[Start of TASK DATA]

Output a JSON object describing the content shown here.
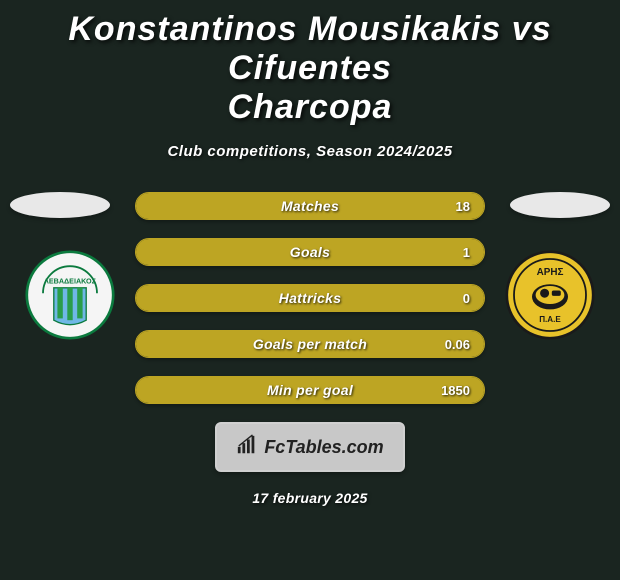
{
  "title_line1": "Konstantinos Mousikakis vs Cifuentes",
  "title_line2": "Charcopa",
  "subtitle": "Club competitions, Season 2024/2025",
  "date": "17 february 2025",
  "colors": {
    "background": "#1a2520",
    "accent": "#bda523",
    "bar_fill": "#bda523",
    "bar_border": "#bda523",
    "ellipse_left": "#e8e8e8",
    "ellipse_right": "#e8e8e8"
  },
  "stats": [
    {
      "label": "Matches",
      "value": "18",
      "fill_pct": 100
    },
    {
      "label": "Goals",
      "value": "1",
      "fill_pct": 100
    },
    {
      "label": "Hattricks",
      "value": "0",
      "fill_pct": 100
    },
    {
      "label": "Goals per match",
      "value": "0.06",
      "fill_pct": 100
    },
    {
      "label": "Min per goal",
      "value": "1850",
      "fill_pct": 100
    }
  ],
  "badges": {
    "left": {
      "name": "levadiakos-badge",
      "text": "ΛΕΒΑΔΕΙΑΚΟΣ",
      "primary": "#0b7a3e",
      "secondary": "#6fb7e6",
      "stripe": "#2a9d4a"
    },
    "right": {
      "name": "aris-badge",
      "text": "ΑΡΗΣ",
      "sub": "Π.Α.Ε",
      "primary": "#e8c22a",
      "secondary": "#1a1a1a"
    }
  },
  "footer": {
    "brand": "FcTables.com"
  }
}
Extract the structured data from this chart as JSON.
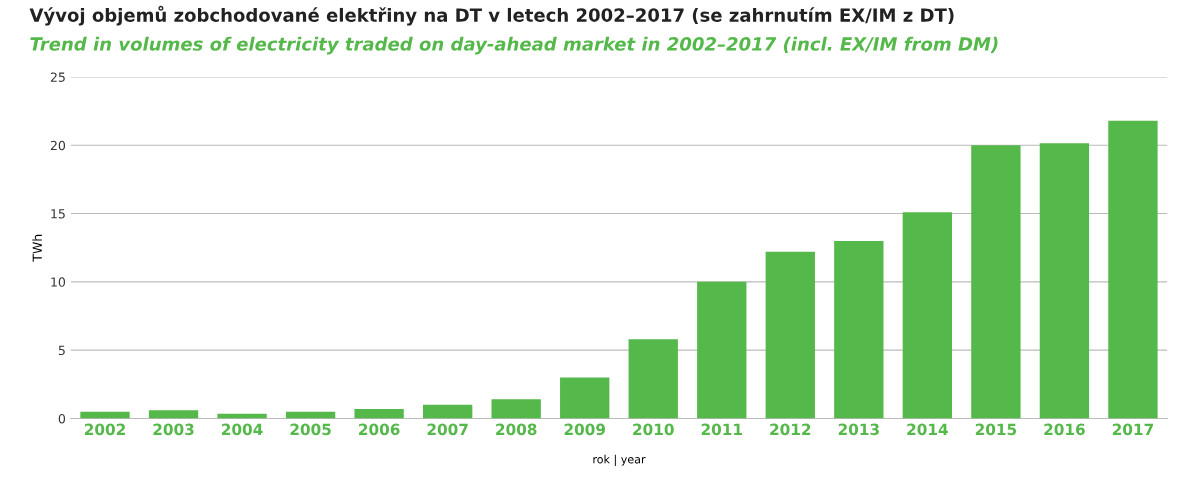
{
  "chart_data": {
    "type": "bar",
    "title": "Vývoj objemů zobchodované elektřiny na DT v letech 2002–2017 (se zahrnutím EX/IM z DT)",
    "subtitle": "Trend in volumes of electricity traded on day-ahead market in 2002–2017 (incl. EX/IM from DM)",
    "xlabel": "rok | year",
    "ylabel": "TWh",
    "categories": [
      "2002",
      "2003",
      "2004",
      "2005",
      "2006",
      "2007",
      "2008",
      "2009",
      "2010",
      "2011",
      "2012",
      "2013",
      "2014",
      "2015",
      "2016",
      "2017"
    ],
    "values": [
      0.5,
      0.6,
      0.35,
      0.5,
      0.7,
      1.0,
      1.4,
      3.0,
      5.8,
      10.0,
      12.2,
      13.0,
      15.1,
      20.0,
      20.15,
      21.8
    ],
    "color": "#55b84a",
    "ylim": [
      0,
      25
    ],
    "yticks": [
      0,
      5,
      10,
      15,
      20,
      25
    ],
    "grid": "y"
  }
}
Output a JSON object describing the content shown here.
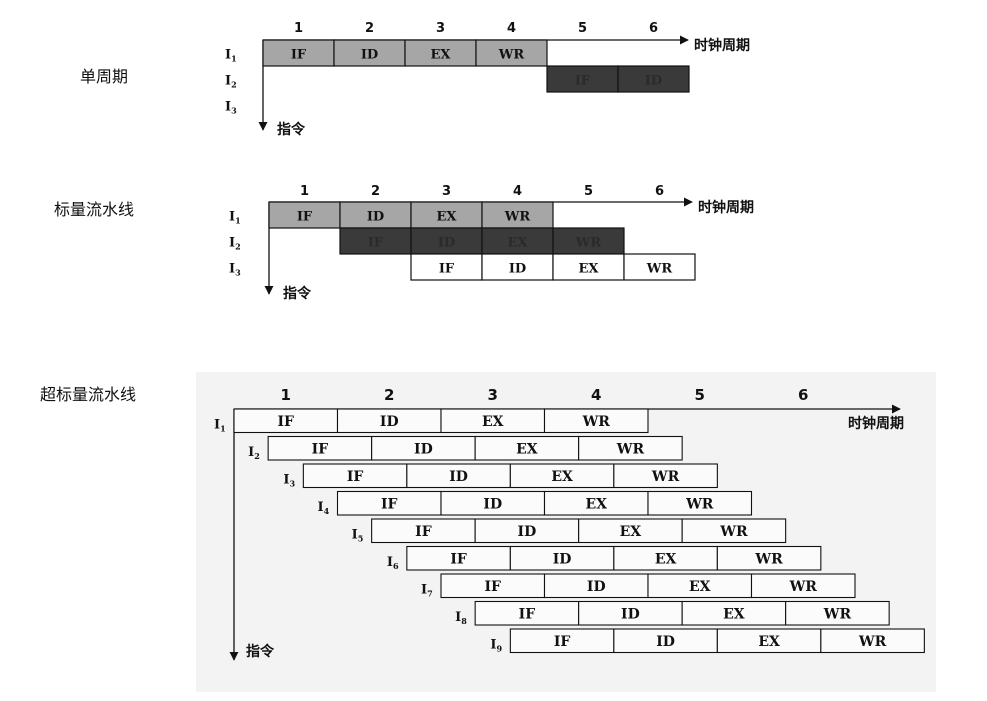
{
  "labels": {
    "single": "单周期",
    "scalar": "标量流水线",
    "superscalar": "超标量流水线"
  },
  "axis": {
    "time": "时钟周期",
    "instr": "指令",
    "cycles": [
      "1",
      "2",
      "3",
      "4",
      "5",
      "6"
    ]
  },
  "stages": [
    "IF",
    "ID",
    "EX",
    "WR"
  ],
  "colors": {
    "light_gray": "#a6a6a6",
    "dark_gray": "#3a3a3a",
    "white": "#ffffff",
    "stroke": "#111111"
  },
  "single": {
    "instructions": [
      {
        "label": "I1",
        "start": 0,
        "stages": 4,
        "fill": "light"
      },
      {
        "label": "I2",
        "start": 4,
        "stages": 2,
        "fill": "dark"
      },
      {
        "label": "I3",
        "start": null,
        "stages": 0,
        "fill": "none"
      }
    ]
  },
  "scalar": {
    "instructions": [
      {
        "label": "I1",
        "start": 0,
        "stages": 4,
        "fill": "light"
      },
      {
        "label": "I2",
        "start": 1,
        "stages": 4,
        "fill": "dark"
      },
      {
        "label": "I3",
        "start": 2,
        "stages": 4,
        "fill": "white"
      }
    ]
  },
  "superscalar": {
    "instructions": [
      {
        "label": "I1",
        "start": 0.0,
        "stages": 4
      },
      {
        "label": "I2",
        "start": 0.33,
        "stages": 4
      },
      {
        "label": "I3",
        "start": 0.67,
        "stages": 4
      },
      {
        "label": "I4",
        "start": 1.0,
        "stages": 4
      },
      {
        "label": "I5",
        "start": 1.33,
        "stages": 4
      },
      {
        "label": "I6",
        "start": 1.67,
        "stages": 4
      },
      {
        "label": "I7",
        "start": 2.0,
        "stages": 4
      },
      {
        "label": "I8",
        "start": 2.33,
        "stages": 4
      },
      {
        "label": "I9",
        "start": 2.67,
        "stages": 4
      }
    ]
  }
}
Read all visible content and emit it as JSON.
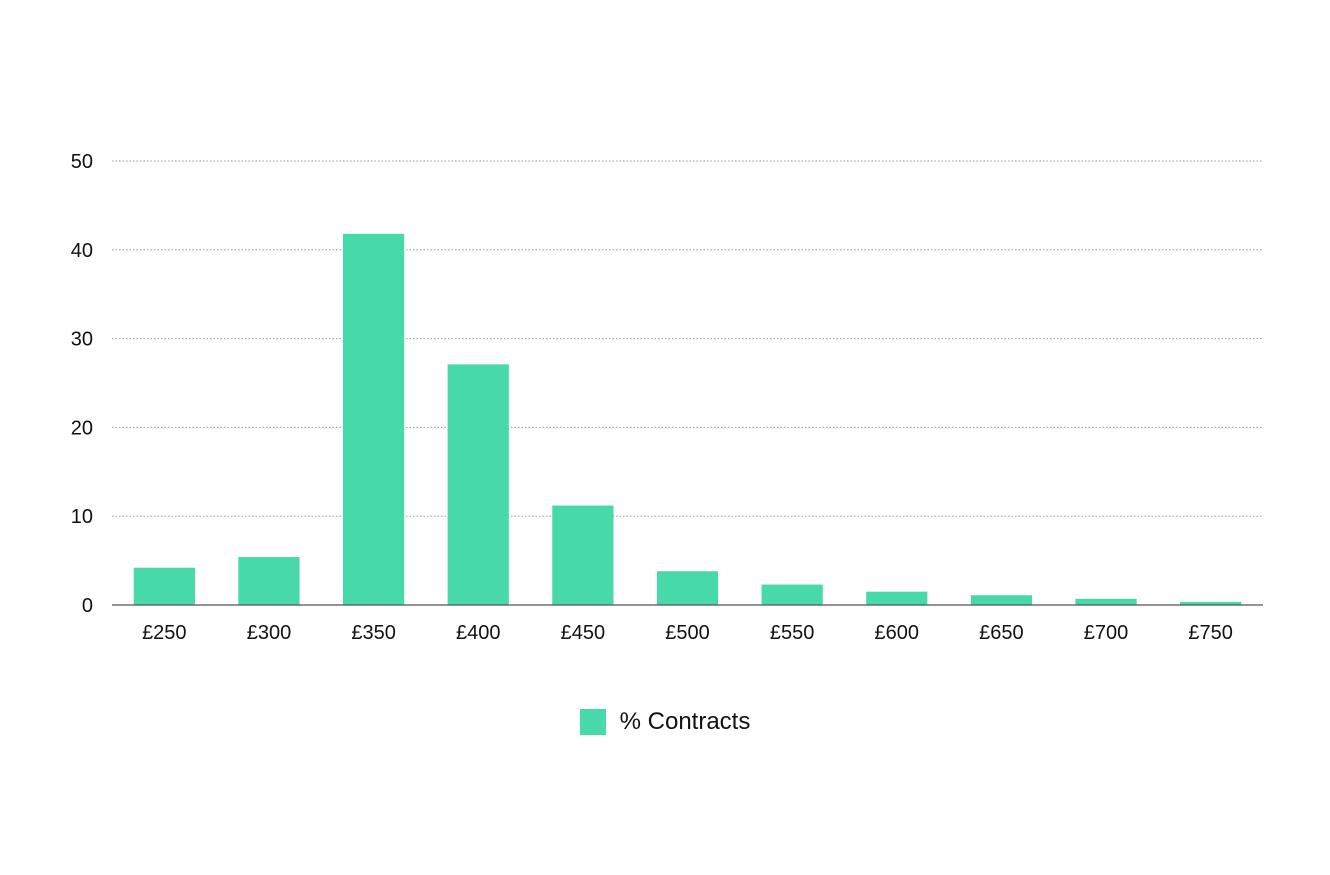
{
  "chart_data": {
    "type": "bar",
    "categories": [
      "£250",
      "£300",
      "£350",
      "£400",
      "£450",
      "£500",
      "£550",
      "£600",
      "£650",
      "£700",
      "£750"
    ],
    "series": [
      {
        "name": "% Contracts",
        "values": [
          4.2,
          5.4,
          41.8,
          27.1,
          11.2,
          3.8,
          2.3,
          1.5,
          1.1,
          0.7,
          0.35
        ],
        "color": "#47d9aa"
      }
    ],
    "ylim": [
      0,
      50
    ],
    "yticks": [
      0,
      10,
      20,
      30,
      40,
      50
    ],
    "grid": true,
    "legend": "bottom-center",
    "title": "",
    "xlabel": "",
    "ylabel": ""
  }
}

[End of TASK DATA]

◆ WHAT TO PRODUCE:
Filter out every line that lacks the word "from", and copy the rest.

◆ ANSWER TO THIS EXERCISE:
Extract the structured data from this chart as JSON.
    "subtitle": "Trend in volumes of electricity traded on day-ahead market in 2002–2017 (incl. EX/IM from DM)",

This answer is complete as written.